(Your goal):
Leave every picture out and write out the records below exactly.

* Start *

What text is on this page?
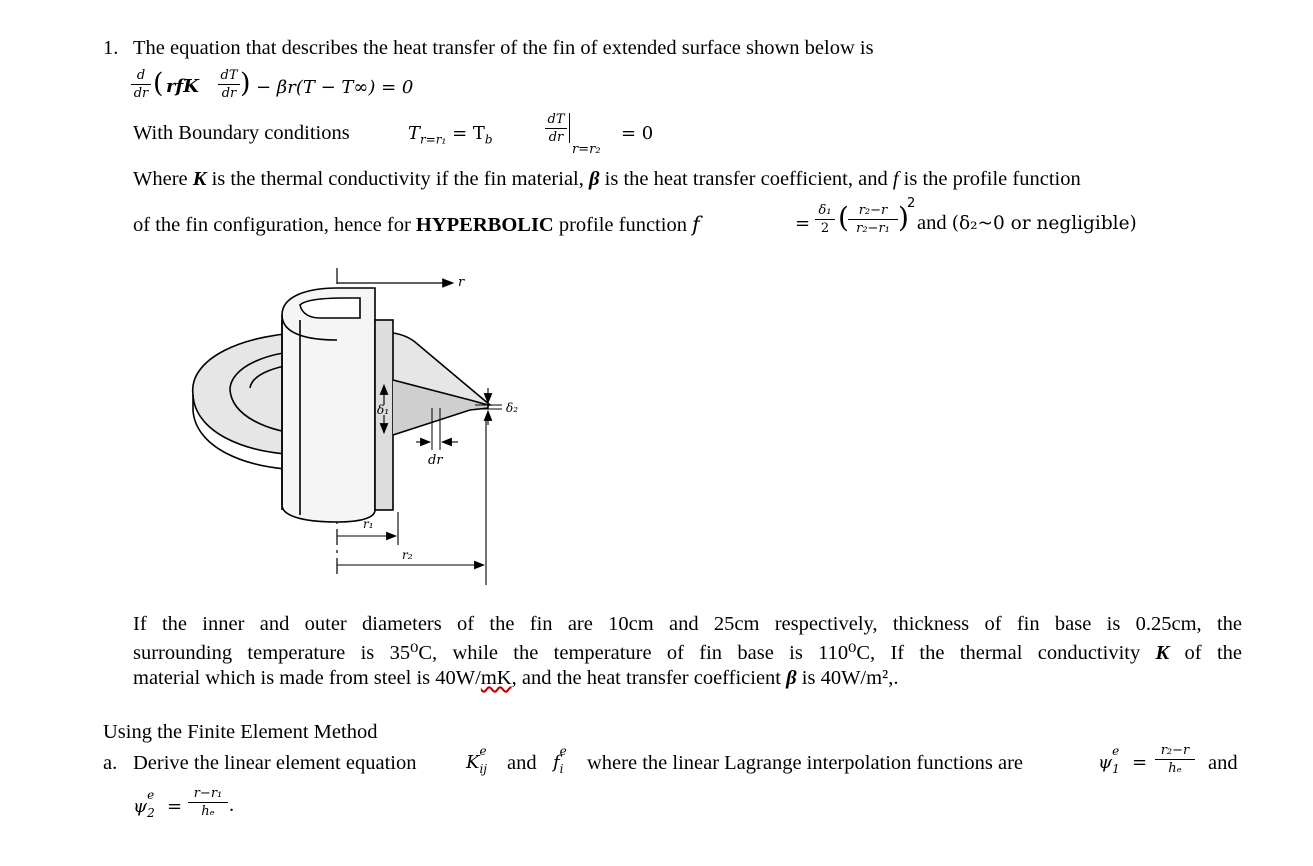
1. The equation that describes the heat transfer of the fin of extended surface shown below is
d
dr ( rfK
dT
dr ) − βr(T − T∞) = 0
With Boundary conditions	$T_{r=r_1} = T_b$
dT
dr
r=r₂
= 0
Where K is the thermal conductivity if the fin material, β is the heat transfer coefficient, and f is the profile function
of the fin configuration, hence for HYPERBOLIC profile function f	=
δ₁
2 ( r₂−r
r₂−r₁ )
2
and (δ₂~0 or negligible)
r
δ₁	δ₂
dr
r₁
r₂
If the inner and outer diameters of the fin are 10cm and 25cm respectively, thickness of fin base is 0.25cm, the
surrounding temperature is 35⁰C, while the temperature of fin base is 110⁰C, If the thermal conductivity K of the
material which is made from steel is 40W/mK, and the heat transfer coefficient β is 40W/m²,.
Using the Finite Element Method
a. Derive the linear element equation	K
e
ij and f
e
i where the linear Lagrange interpolation functions are	ψ
e
1 =
r₂−r
hₑ	and
ψ
e
2 =
r−r₁
hₑ .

* End *

(The solution):
What text is on this page?
1. The equation that describes the heat transfer of the fin of extended surface shown below is
d
dr ( rfK
dT
dr ) − βr(T − T∞) = 0
With Boundary conditions	$T_{r=r_1} = T_b$
dT
dr
r=r₂
= 0
Where K is the thermal conductivity if the fin material, β is the heat transfer coefficient, and f is the profile function
of the fin configuration, hence for HYPERBOLIC profile function f	=
δ₁
2 ( r₂−r
r₂−r₁ )
2
and (δ₂~0 or negligible)
r
δ₁	δ₂
dr
r₁
r₂
If the inner and outer diameters of the fin are 10cm and 25cm respectively, thickness of fin base is 0.25cm, the
surrounding temperature is 35⁰C, while the temperature of fin base is 110⁰C, If the thermal conductivity K of the
material which is made from steel is 40W/mK, and the heat transfer coefficient β is 40W/m²,.
Using the Finite Element Method
a. Derive the linear element equation	K
e
ij and f
e
i where the linear Lagrange interpolation functions are	ψ
e
1 =
r₂−r
hₑ	and
ψ
e
2 =
r−r₁
hₑ .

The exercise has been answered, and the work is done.